-- Start of Data for this task --

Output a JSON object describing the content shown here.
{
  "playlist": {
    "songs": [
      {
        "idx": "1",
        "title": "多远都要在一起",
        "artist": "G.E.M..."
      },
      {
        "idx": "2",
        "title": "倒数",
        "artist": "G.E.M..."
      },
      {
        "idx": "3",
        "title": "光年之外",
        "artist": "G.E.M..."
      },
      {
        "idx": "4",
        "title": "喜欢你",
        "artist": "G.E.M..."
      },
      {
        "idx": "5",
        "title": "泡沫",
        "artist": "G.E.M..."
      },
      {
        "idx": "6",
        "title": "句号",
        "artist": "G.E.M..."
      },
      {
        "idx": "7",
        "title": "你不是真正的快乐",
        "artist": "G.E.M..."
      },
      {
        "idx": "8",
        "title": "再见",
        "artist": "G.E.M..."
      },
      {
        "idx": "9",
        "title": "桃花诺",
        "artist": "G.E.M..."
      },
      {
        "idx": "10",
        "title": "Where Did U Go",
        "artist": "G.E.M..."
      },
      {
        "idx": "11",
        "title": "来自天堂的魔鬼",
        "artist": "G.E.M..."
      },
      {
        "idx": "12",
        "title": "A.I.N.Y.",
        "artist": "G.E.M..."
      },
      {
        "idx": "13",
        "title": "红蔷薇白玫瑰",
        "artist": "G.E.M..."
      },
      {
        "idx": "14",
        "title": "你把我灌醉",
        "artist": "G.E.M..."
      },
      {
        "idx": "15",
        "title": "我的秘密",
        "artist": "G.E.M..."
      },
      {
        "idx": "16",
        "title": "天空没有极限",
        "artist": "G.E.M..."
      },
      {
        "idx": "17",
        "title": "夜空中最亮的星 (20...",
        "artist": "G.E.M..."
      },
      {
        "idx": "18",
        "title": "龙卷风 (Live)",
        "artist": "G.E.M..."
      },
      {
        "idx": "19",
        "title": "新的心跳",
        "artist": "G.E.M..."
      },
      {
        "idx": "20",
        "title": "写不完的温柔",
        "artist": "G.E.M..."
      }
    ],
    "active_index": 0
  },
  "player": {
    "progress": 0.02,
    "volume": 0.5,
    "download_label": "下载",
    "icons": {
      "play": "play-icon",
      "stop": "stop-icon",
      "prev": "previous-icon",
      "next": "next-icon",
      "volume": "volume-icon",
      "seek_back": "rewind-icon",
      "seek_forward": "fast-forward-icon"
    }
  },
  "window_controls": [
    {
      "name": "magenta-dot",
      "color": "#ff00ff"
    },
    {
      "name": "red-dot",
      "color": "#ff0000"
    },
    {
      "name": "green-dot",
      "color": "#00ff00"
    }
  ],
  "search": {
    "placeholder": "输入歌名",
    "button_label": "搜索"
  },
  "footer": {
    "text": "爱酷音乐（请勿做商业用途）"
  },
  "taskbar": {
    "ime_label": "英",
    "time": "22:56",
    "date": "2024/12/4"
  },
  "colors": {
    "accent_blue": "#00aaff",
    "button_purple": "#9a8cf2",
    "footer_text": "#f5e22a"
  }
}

-- End of Data for this task --
-- Start of Data for this task --

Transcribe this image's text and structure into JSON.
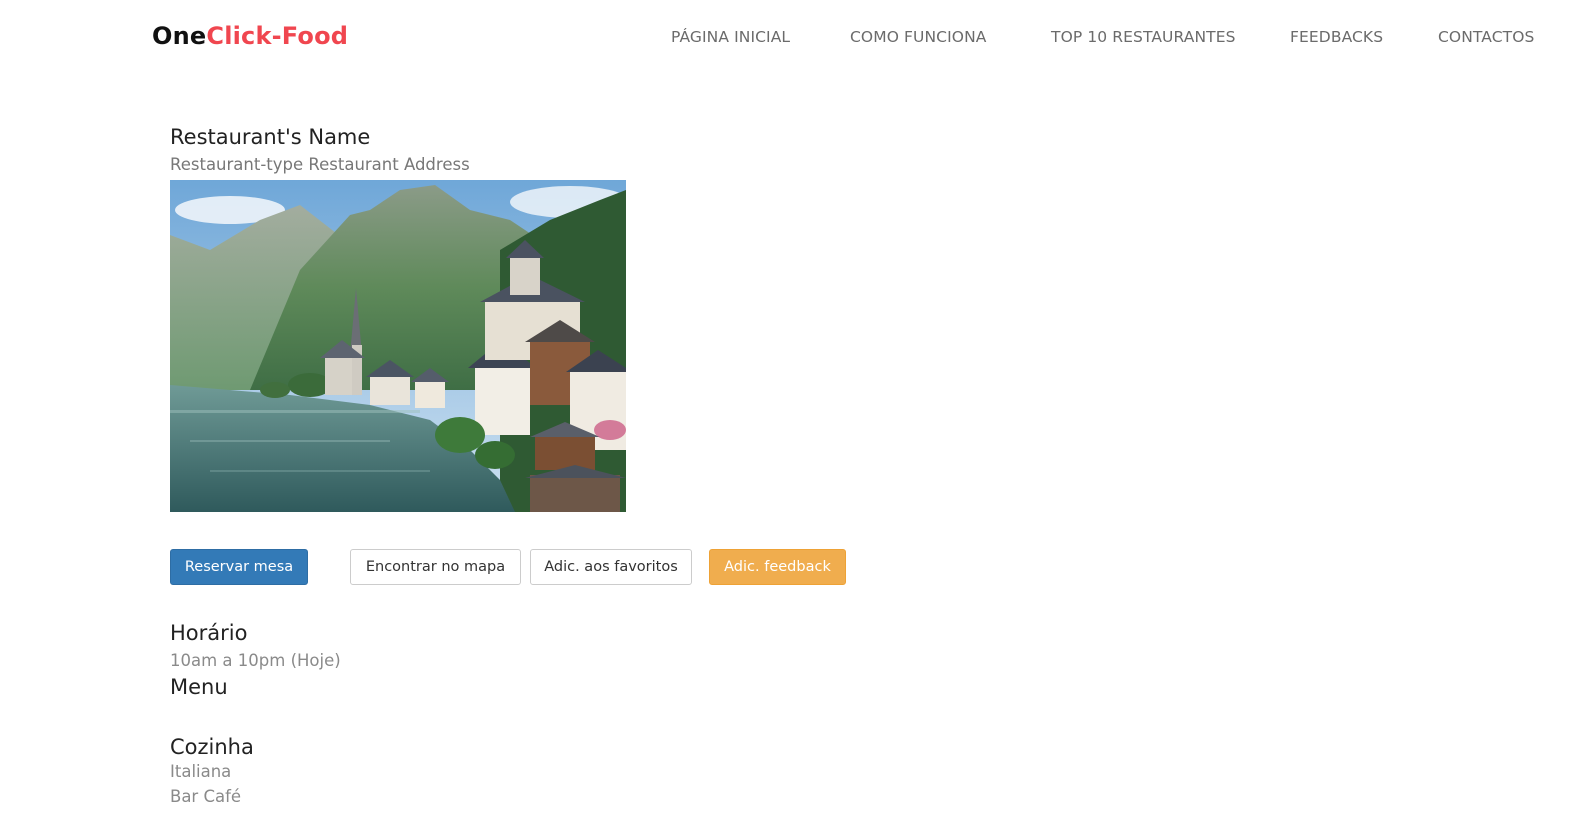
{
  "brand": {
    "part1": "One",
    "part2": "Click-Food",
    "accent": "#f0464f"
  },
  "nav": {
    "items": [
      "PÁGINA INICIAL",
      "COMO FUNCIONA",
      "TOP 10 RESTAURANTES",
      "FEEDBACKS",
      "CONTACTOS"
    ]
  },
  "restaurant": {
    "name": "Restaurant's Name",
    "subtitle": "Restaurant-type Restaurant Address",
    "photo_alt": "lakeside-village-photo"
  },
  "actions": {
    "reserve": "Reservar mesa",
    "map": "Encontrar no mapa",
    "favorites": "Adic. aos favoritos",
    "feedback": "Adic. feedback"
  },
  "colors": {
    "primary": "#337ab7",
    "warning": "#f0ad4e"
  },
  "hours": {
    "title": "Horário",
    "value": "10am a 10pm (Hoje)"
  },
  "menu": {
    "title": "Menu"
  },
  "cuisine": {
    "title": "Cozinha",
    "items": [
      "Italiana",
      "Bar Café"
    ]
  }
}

-- End of Data for this task --

Goal
Identify the lines in the entries above that contain "JSON", then copy them out.

Result
Output a JSON object describing the content shown here.
Transcribe this image's text and structure into JSON.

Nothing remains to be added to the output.